'''

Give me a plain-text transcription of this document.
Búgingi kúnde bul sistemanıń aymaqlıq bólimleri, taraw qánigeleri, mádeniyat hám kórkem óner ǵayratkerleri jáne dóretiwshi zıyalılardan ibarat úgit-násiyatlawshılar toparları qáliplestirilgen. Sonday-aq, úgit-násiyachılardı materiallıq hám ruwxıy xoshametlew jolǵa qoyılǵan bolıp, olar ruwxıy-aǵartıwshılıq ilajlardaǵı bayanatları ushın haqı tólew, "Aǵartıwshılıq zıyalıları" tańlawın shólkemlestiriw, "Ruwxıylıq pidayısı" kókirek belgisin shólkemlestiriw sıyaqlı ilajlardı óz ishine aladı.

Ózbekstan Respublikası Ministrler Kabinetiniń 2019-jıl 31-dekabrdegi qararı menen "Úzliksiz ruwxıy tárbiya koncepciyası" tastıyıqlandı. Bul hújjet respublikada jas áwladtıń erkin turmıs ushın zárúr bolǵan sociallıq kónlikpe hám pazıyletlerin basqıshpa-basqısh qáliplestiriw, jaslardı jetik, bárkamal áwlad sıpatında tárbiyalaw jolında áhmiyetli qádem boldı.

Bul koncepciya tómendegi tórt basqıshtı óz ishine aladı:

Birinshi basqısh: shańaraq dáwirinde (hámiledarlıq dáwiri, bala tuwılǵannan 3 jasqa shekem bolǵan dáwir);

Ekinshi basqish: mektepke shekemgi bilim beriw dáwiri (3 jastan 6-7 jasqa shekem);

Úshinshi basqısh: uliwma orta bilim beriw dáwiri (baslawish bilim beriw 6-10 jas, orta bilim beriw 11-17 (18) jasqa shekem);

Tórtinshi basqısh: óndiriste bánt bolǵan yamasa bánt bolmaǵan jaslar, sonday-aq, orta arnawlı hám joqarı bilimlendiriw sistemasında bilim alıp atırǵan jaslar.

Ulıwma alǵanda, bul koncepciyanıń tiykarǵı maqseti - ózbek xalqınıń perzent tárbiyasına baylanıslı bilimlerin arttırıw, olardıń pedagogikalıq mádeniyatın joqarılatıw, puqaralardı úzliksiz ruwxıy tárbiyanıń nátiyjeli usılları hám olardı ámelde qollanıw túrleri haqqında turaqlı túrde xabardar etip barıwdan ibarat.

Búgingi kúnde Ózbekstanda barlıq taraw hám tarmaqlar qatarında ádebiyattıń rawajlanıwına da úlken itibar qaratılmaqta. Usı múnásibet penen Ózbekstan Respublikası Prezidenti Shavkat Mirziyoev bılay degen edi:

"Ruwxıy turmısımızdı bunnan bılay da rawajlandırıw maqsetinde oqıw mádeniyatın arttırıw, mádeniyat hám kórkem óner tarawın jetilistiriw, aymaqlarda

'''

- YOUR OBJECTIVE -
Transcribe the whole listing exactly.

- THE OUTPUT -
Give me a plain-text transcription of this document.
Búgingi kúnde bul sistemanıń aymaqlıq bólimleri, taraw qánigeleri, mádeniyat hám kórkem óner ǵayratkerleri jáne dóretiwshi zıyalılardan ibarat úgit-násiyatlawshılar toparları qáliplestirilgen. Sonday-aq, úgit-násiyachılardı materiallıq hám ruwxıy xoshametlew jolǵa qoyılǵan bolıp, olar ruwxıy-aǵartıwshılıq ilajlardaǵı bayanatları ushın haqı tólew, "Aǵartıwshılıq zıyalıları" tańlawın shólkemlestiriw, "Ruwxıylıq pidayısı" kókirek belgisin shólkemlestiriw sıyaqlı ilajlardı óz ishine aladı.

Ózbekstan Respublikası Ministrler Kabinetiniń 2019-jıl 31-dekabrdegi qararı menen "Úzliksiz ruwxıy tárbiya koncepciyası" tastıyıqlandı. Bul hújjet respublikada jas áwladtıń erkin turmıs ushın zárúr bolǵan sociallıq kónlikpe hám pazıyletlerin basqıshpa-basqısh qáliplestiriw, jaslardı jetik, bárkamal áwlad sıpatında tárbiyalaw jolında áhmiyetli qádem boldı.

Bul koncepciya tómendegi tórt basqıshtı óz ishine aladı:

Birinshi basqısh: shańaraq dáwirinde (hámiledarlıq dáwiri, bala tuwılǵannan 3 jasqa shekem bolǵan dáwir);

Ekinshi basqish: mektepke shekemgi bilim beriw dáwiri (3 jastan 6-7 jasqa shekem);

Úshinshi basqısh: uliwma orta bilim beriw dáwiri (baslawish bilim beriw 6-10 jas, orta bilim beriw 11-17 (18) jasqa shekem);

Tórtinshi basqısh: óndiriste bánt bolǵan yamasa bánt bolmaǵan jaslar, sonday-aq, orta arnawlı hám joqarı bilimlendiriw sistemasında bilim alıp atırǵan jaslar.

Ulıwma alǵanda, bul koncepciyanıń tiykarǵı maqseti - ózbek xalqınıń perzent tárbiyasına baylanıslı bilimlerin arttırıw, olardıń pedagogikalıq mádeniyatın joqarılatıw, puqaralardı úzliksiz ruwxıy tárbiyanıń nátiyjeli usılları hám olardı ámelde qollanıw túrleri haqqında turaqlı túrde xabardar etip barıwdan ibarat.

Búgingi kúnde Ózbekstanda barlıq taraw hám tarmaqlar qatarında ádebiyattıń rawajlanıwına da úlken itibar qaratılmaqta. Usı múnásibet penen Ózbekstan Respublikası Prezidenti Shavkat Mirziyoev bılay degen edi:

"Ruwxıy turmısımızdı bunnan bılay da rawajlandırıw maqsetinde oqıw mádeniyatın arttırıw, mádeniyat hám kórkem óner tarawın jetilistiriw, aymaqlarda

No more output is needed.